→ Requirement
Work out how many lines of the listing hold "GROPP", then state only that count.

→ Data shown
════
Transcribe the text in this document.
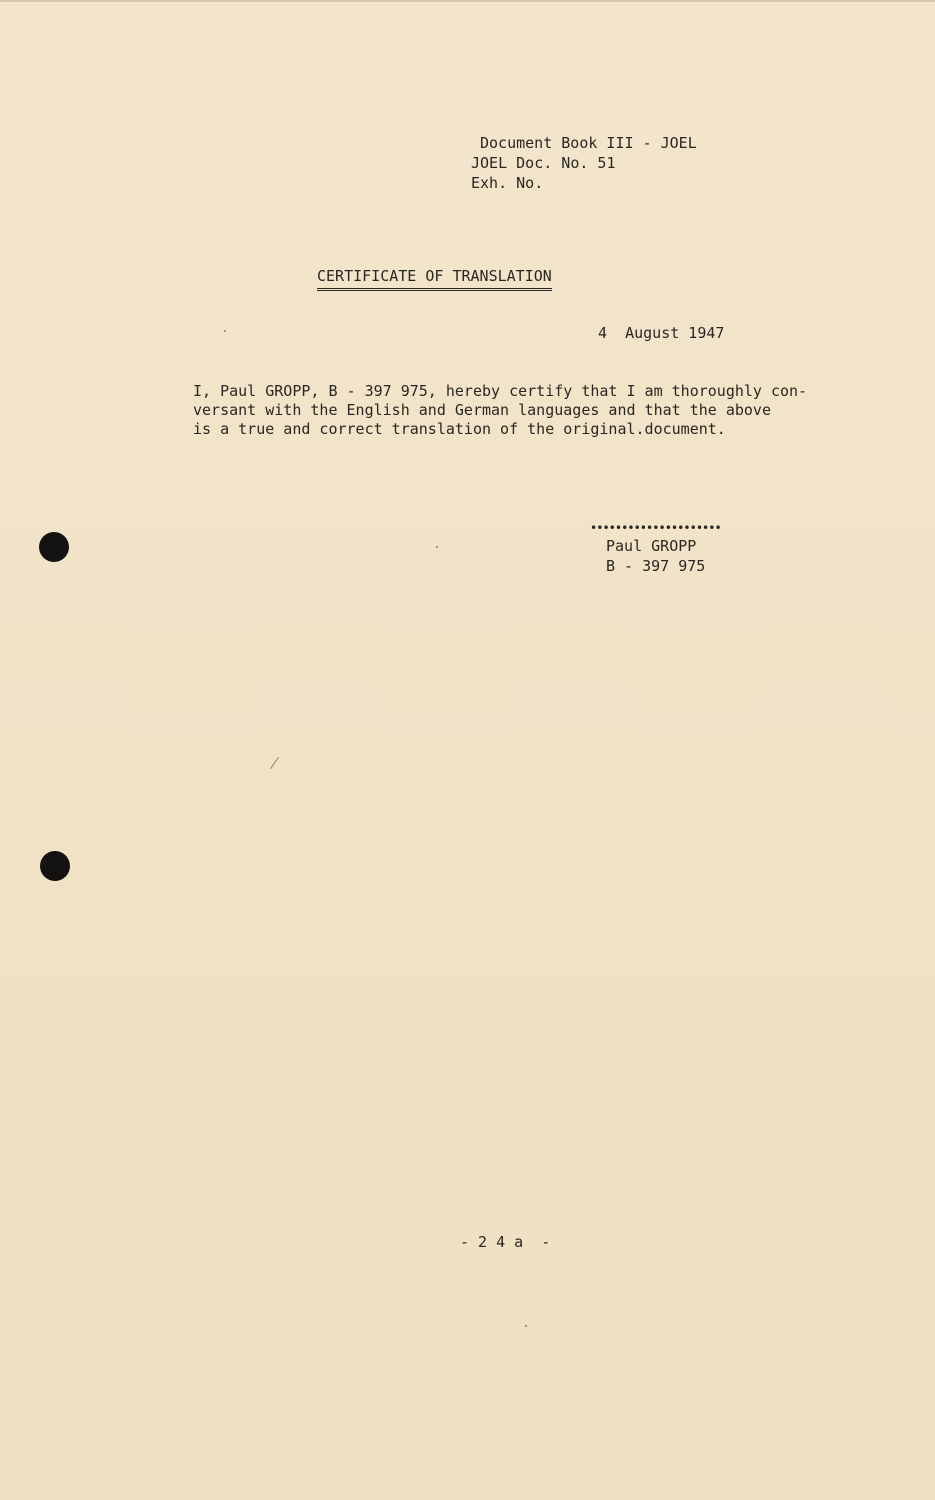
Document Book III - JOEL
JOEL Doc. No. 51
Exh. No.
CERTIFICATE OF TRANSLATION
4  August 1947
I, Paul GROPP, B - 397 975, hereby certify that I am thoroughly con-
versant with the English and German languages and that the above
is a true and correct translation of the original.document.
•••••••••••••••••••••
Paul GROPP
B - 397 975
- 2 4 a  -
════
→ Exercise response
2